>> Begin

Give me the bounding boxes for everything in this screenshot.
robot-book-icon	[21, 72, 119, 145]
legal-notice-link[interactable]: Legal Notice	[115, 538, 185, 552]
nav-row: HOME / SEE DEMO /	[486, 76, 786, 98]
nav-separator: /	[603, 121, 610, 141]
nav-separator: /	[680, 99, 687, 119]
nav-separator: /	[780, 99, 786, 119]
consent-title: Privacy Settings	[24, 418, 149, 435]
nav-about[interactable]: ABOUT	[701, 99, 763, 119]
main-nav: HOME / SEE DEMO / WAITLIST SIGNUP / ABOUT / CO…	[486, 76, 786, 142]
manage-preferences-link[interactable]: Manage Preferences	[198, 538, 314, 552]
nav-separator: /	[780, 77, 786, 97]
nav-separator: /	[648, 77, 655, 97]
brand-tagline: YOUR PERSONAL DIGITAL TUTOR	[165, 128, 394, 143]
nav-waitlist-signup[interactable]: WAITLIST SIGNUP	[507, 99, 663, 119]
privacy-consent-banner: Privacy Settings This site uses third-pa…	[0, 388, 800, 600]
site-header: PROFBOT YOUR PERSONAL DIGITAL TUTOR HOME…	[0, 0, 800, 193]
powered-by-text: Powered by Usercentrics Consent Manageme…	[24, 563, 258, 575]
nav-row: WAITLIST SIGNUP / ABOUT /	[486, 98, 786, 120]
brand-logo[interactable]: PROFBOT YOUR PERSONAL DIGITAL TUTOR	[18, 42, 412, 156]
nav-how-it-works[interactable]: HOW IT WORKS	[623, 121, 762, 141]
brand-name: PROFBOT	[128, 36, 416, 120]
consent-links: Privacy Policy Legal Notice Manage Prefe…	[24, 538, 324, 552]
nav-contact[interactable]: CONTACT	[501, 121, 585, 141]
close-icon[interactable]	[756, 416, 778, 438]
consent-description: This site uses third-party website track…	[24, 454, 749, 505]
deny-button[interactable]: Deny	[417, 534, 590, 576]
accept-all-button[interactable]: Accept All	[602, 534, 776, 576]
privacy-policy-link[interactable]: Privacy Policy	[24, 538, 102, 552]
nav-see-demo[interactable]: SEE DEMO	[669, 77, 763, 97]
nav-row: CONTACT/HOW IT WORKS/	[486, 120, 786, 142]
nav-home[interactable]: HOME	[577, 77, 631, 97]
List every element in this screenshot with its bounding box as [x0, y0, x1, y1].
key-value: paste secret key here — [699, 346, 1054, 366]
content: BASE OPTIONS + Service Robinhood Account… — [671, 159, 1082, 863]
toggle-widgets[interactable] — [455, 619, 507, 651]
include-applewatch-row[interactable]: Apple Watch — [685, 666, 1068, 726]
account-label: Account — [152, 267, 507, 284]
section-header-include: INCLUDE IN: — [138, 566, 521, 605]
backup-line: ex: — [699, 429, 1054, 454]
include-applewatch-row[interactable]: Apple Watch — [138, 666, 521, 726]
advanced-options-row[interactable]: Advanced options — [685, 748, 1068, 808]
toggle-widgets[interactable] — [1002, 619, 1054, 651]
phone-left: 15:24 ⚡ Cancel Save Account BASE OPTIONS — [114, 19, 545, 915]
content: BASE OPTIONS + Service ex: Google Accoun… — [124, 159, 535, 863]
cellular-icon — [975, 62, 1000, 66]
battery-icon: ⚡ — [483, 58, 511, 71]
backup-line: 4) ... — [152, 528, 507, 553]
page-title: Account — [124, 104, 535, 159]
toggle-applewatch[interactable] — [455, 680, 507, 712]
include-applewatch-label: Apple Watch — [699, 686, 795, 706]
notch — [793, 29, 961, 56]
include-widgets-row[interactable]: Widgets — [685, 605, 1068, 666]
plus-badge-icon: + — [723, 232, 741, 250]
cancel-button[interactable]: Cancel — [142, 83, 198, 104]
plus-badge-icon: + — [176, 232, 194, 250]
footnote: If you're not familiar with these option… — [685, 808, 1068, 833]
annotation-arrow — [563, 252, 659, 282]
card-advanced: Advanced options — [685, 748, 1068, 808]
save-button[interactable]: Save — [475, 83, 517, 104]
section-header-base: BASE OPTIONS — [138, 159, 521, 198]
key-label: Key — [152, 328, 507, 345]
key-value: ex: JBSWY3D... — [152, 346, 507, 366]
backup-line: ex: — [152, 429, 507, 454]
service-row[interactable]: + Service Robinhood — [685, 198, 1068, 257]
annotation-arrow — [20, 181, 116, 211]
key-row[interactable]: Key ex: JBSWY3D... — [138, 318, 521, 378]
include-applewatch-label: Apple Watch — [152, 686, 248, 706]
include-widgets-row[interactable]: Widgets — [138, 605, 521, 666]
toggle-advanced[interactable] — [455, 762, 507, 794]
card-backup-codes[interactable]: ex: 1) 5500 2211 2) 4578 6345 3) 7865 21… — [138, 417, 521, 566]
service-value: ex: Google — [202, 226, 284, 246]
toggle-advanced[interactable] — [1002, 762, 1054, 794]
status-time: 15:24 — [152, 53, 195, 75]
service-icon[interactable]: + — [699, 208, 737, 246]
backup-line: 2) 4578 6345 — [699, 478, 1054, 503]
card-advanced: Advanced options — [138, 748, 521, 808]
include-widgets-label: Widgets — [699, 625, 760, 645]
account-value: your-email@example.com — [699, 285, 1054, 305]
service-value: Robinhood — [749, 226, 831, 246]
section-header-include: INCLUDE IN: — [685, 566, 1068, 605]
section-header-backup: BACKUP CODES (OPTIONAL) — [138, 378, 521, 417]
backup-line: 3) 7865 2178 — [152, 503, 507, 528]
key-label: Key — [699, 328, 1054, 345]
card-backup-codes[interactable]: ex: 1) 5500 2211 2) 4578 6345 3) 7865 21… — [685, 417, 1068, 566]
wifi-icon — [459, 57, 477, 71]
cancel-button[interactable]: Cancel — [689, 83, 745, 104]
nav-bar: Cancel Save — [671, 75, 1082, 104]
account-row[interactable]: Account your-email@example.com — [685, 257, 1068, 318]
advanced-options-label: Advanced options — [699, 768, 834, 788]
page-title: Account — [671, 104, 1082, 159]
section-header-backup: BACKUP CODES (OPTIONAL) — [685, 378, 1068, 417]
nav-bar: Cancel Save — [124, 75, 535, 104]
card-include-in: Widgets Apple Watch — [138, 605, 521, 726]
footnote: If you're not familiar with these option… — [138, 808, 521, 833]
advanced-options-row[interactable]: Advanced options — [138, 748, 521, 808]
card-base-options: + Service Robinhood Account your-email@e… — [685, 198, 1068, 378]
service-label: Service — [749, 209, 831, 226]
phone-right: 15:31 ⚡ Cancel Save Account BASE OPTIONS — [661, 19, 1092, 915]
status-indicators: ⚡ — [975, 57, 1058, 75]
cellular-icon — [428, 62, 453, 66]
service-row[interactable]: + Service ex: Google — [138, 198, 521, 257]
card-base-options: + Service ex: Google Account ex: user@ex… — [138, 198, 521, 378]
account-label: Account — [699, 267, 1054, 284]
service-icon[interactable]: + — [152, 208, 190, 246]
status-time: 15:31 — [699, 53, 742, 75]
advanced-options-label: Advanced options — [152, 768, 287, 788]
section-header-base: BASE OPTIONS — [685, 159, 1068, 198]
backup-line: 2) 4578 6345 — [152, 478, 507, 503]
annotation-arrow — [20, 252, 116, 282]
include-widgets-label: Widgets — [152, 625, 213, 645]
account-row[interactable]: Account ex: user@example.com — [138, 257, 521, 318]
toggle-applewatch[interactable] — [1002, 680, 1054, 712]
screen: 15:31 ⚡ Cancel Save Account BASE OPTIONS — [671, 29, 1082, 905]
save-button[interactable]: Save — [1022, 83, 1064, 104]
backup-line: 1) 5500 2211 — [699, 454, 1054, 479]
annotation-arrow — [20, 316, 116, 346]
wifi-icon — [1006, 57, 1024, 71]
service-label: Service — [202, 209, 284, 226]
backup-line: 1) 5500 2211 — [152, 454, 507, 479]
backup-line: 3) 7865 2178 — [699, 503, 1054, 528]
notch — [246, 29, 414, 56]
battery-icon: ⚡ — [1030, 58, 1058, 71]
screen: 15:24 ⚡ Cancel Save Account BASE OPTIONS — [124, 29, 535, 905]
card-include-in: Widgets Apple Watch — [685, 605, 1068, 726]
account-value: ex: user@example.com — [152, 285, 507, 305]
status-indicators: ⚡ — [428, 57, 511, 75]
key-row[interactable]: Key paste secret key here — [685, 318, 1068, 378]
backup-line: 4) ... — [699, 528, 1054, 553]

>> End

_Task directions_:
Reproduce the items verbatim from the first line through the line containing "77, 786, 97]", with both ends included.

_Response below_:
Give me the bounding boxes for everything in this screenshot.
robot-book-icon	[21, 72, 119, 145]
legal-notice-link[interactable]: Legal Notice	[115, 538, 185, 552]
nav-row: HOME / SEE DEMO /	[486, 76, 786, 98]
nav-separator: /	[603, 121, 610, 141]
nav-separator: /	[680, 99, 687, 119]
nav-separator: /	[780, 99, 786, 119]
consent-title: Privacy Settings	[24, 418, 149, 435]
nav-about[interactable]: ABOUT	[701, 99, 763, 119]
main-nav: HOME / SEE DEMO / WAITLIST SIGNUP / ABOUT / CO…	[486, 76, 786, 142]
manage-preferences-link[interactable]: Manage Preferences	[198, 538, 314, 552]
nav-separator: /	[780, 77, 786, 97]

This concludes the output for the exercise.